Quote the records below in full, exactly as given, with the images taken out.

[Figure record listings]
● ● ● ● ●
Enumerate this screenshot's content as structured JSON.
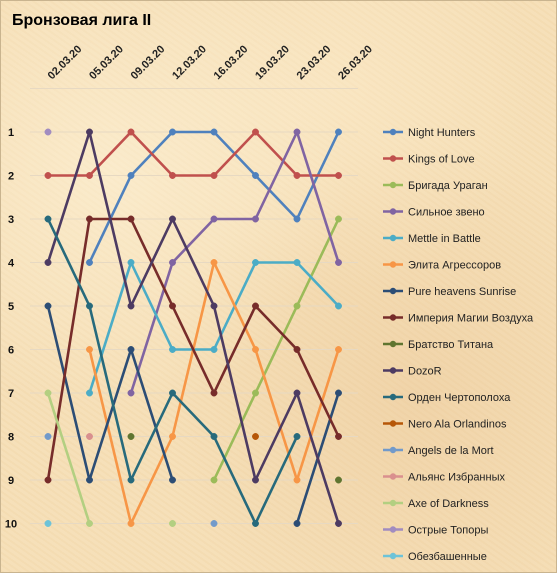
{
  "chart_data": {
    "type": "line",
    "title": "Бронзовая лига II",
    "x": [
      "02.03.20",
      "05.03.20",
      "09.03.20",
      "12.03.20",
      "16.03.20",
      "19.03.20",
      "23.03.20",
      "26.03.20"
    ],
    "y_ticks": [
      1,
      2,
      3,
      4,
      5,
      6,
      7,
      8,
      9,
      10
    ],
    "ylim": [
      10,
      1
    ],
    "y_inverted": true,
    "grid": true,
    "legend_position": "right",
    "series": [
      {
        "name": "Night Hunters",
        "color": "#4f81bd",
        "values": [
          null,
          4,
          2,
          1,
          1,
          2,
          3,
          1
        ]
      },
      {
        "name": "Kings of Love",
        "color": "#c0504d",
        "values": [
          2,
          2,
          1,
          2,
          2,
          1,
          2,
          2
        ]
      },
      {
        "name": "Бригада Ураган",
        "color": "#9bbb59",
        "values": [
          null,
          null,
          null,
          null,
          9,
          7,
          5,
          3
        ]
      },
      {
        "name": "Сильное звено",
        "color": "#8064a2",
        "values": [
          null,
          null,
          7,
          4,
          3,
          3,
          1,
          4
        ]
      },
      {
        "name": "Mettle in Battle",
        "color": "#4bacc6",
        "values": [
          null,
          7,
          4,
          6,
          6,
          4,
          4,
          5
        ]
      },
      {
        "name": "Элита Агрессоров",
        "color": "#f79646",
        "values": [
          null,
          6,
          10,
          8,
          4,
          6,
          9,
          6
        ]
      },
      {
        "name": "Pure heavens Sunrise",
        "color": "#2c4d75",
        "values": [
          5,
          9,
          6,
          9,
          null,
          null,
          10,
          7
        ]
      },
      {
        "name": "Империя Магии Воздуха",
        "color": "#772c2a",
        "values": [
          9,
          3,
          3,
          5,
          7,
          5,
          6,
          8
        ]
      },
      {
        "name": "Братство Титана",
        "color": "#5f7530",
        "values": [
          null,
          null,
          8,
          null,
          null,
          null,
          null,
          9
        ]
      },
      {
        "name": "DozoR",
        "color": "#4d3b62",
        "values": [
          4,
          1,
          5,
          3,
          5,
          9,
          7,
          10
        ]
      },
      {
        "name": "Орден Чертополоха",
        "color": "#276a7c",
        "values": [
          3,
          5,
          9,
          7,
          8,
          10,
          8,
          null
        ]
      },
      {
        "name": "Nero Ala Orlandinos",
        "color": "#b65708",
        "values": [
          null,
          null,
          null,
          null,
          null,
          8,
          null,
          null
        ]
      },
      {
        "name": "Angels de la Mort",
        "color": "#729aca",
        "values": [
          8,
          null,
          null,
          null,
          10,
          null,
          null,
          null
        ]
      },
      {
        "name": "Альянс Избранных",
        "color": "#d9908e",
        "values": [
          null,
          8,
          null,
          null,
          null,
          null,
          null,
          null
        ]
      },
      {
        "name": "Axe of Darkness",
        "color": "#b3cf81",
        "values": [
          7,
          10,
          null,
          10,
          null,
          null,
          null,
          null
        ]
      },
      {
        "name": "Острые Топоры",
        "color": "#a18cc0",
        "values": [
          1,
          null,
          null,
          null,
          null,
          null,
          null,
          null
        ]
      },
      {
        "name": "Обезбашенные",
        "color": "#6dc3d8",
        "values": [
          10,
          null,
          null,
          null,
          null,
          null,
          null,
          null
        ]
      }
    ]
  }
}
● ● ● ● ●
◆ TASK RESPONSE:
Enumerate this screenshot's content as structured JSON.
{
  "chart_data": {
    "type": "line",
    "title": "Бронзовая лига II",
    "x": [
      "02.03.20",
      "05.03.20",
      "09.03.20",
      "12.03.20",
      "16.03.20",
      "19.03.20",
      "23.03.20",
      "26.03.20"
    ],
    "y_ticks": [
      1,
      2,
      3,
      4,
      5,
      6,
      7,
      8,
      9,
      10
    ],
    "ylim": [
      10,
      1
    ],
    "y_inverted": true,
    "grid": true,
    "legend_position": "right",
    "series": [
      {
        "name": "Night Hunters",
        "color": "#4f81bd",
        "values": [
          null,
          4,
          2,
          1,
          1,
          2,
          3,
          1
        ]
      },
      {
        "name": "Kings of Love",
        "color": "#c0504d",
        "values": [
          2,
          2,
          1,
          2,
          2,
          1,
          2,
          2
        ]
      },
      {
        "name": "Бригада Ураган",
        "color": "#9bbb59",
        "values": [
          null,
          null,
          null,
          null,
          9,
          7,
          5,
          3
        ]
      },
      {
        "name": "Сильное звено",
        "color": "#8064a2",
        "values": [
          null,
          null,
          7,
          4,
          3,
          3,
          1,
          4
        ]
      },
      {
        "name": "Mettle in Battle",
        "color": "#4bacc6",
        "values": [
          null,
          7,
          4,
          6,
          6,
          4,
          4,
          5
        ]
      },
      {
        "name": "Элита Агрессоров",
        "color": "#f79646",
        "values": [
          null,
          6,
          10,
          8,
          4,
          6,
          9,
          6
        ]
      },
      {
        "name": "Pure heavens Sunrise",
        "color": "#2c4d75",
        "values": [
          5,
          9,
          6,
          9,
          null,
          null,
          10,
          7
        ]
      },
      {
        "name": "Империя Магии Воздуха",
        "color": "#772c2a",
        "values": [
          9,
          3,
          3,
          5,
          7,
          5,
          6,
          8
        ]
      },
      {
        "name": "Братство Титана",
        "color": "#5f7530",
        "values": [
          null,
          null,
          8,
          null,
          null,
          null,
          null,
          9
        ]
      },
      {
        "name": "DozoR",
        "color": "#4d3b62",
        "values": [
          4,
          1,
          5,
          3,
          5,
          9,
          7,
          10
        ]
      },
      {
        "name": "Орден Чертополоха",
        "color": "#276a7c",
        "values": [
          3,
          5,
          9,
          7,
          8,
          10,
          8,
          null
        ]
      },
      {
        "name": "Nero Ala Orlandinos",
        "color": "#b65708",
        "values": [
          null,
          null,
          null,
          null,
          null,
          8,
          null,
          null
        ]
      },
      {
        "name": "Angels de la Mort",
        "color": "#729aca",
        "values": [
          8,
          null,
          null,
          null,
          10,
          null,
          null,
          null
        ]
      },
      {
        "name": "Альянс Избранных",
        "color": "#d9908e",
        "values": [
          null,
          8,
          null,
          null,
          null,
          null,
          null,
          null
        ]
      },
      {
        "name": "Axe of Darkness",
        "color": "#b3cf81",
        "values": [
          7,
          10,
          null,
          10,
          null,
          null,
          null,
          null
        ]
      },
      {
        "name": "Острые Топоры",
        "color": "#a18cc0",
        "values": [
          1,
          null,
          null,
          null,
          null,
          null,
          null,
          null
        ]
      },
      {
        "name": "Обезбашенные",
        "color": "#6dc3d8",
        "values": [
          10,
          null,
          null,
          null,
          null,
          null,
          null,
          null
        ]
      }
    ]
  }
}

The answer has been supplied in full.